SOURCE DOCUMENT
++++++
Virgin Group founder Richard Branson says that he is concerned over the growing number of bitcoin scams that use his likeness to promote fraudulent products and investment schemes. Writing on Virgin’s official blog, Branson wrote that although he has often lauded bitcoin and its potential…
Virgin Group founder Richard Branson says that he is concerned over the growing number of bitcoin scams that use his likeness to promote fraudulent products and investment schemes.
Writing on Virgin’s official blog, Branson wrote that although he has often lauded bitcoin and its potential to disrupt the financial system, it’s “worrying” that so many bitcoin scams claim that he has endorsed their schemes.
“Some of the most regular and worrying fake stories currently spreading online are false endorsements of bitcoin trading schemes,” he wrote. “While I have often commented on the potential benefits of genuine bitcoin developments, I absolutely do not endorse these fake bitcoin stories.”
These particular scams often take the form of fake news stories, falsely alleging that Branson has endorsed or provided financial backing to a cryptocurrency investment product or company.
++++++
REQUESTS
a – According to the article on bitcoin scams, where did Branson write about his concern over the scams?
b – Reproduce the part of the article on bitcoin scams starting with "These particular scams" and going on through "product or company.".
The listing that comes next has no role in this work.

MATERIAL
++++++
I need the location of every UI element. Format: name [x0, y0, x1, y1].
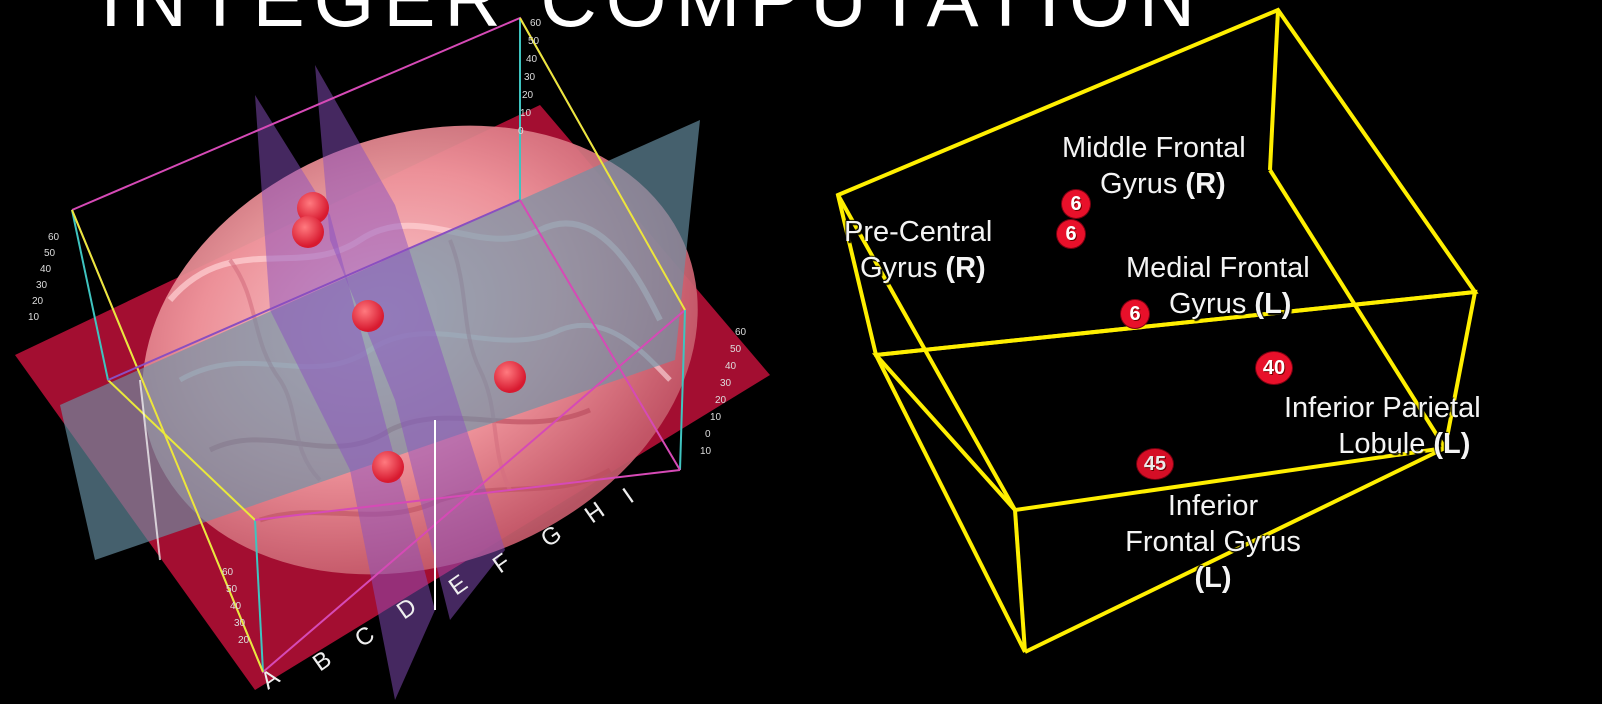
++++++
SOLUTIONS
a – On Virgin's official blog.

b –
These particular scams often take the form of fake news stories, falsely alleging that Branson has endorsed or provided financial backing to a cryptocurrency investment product or company.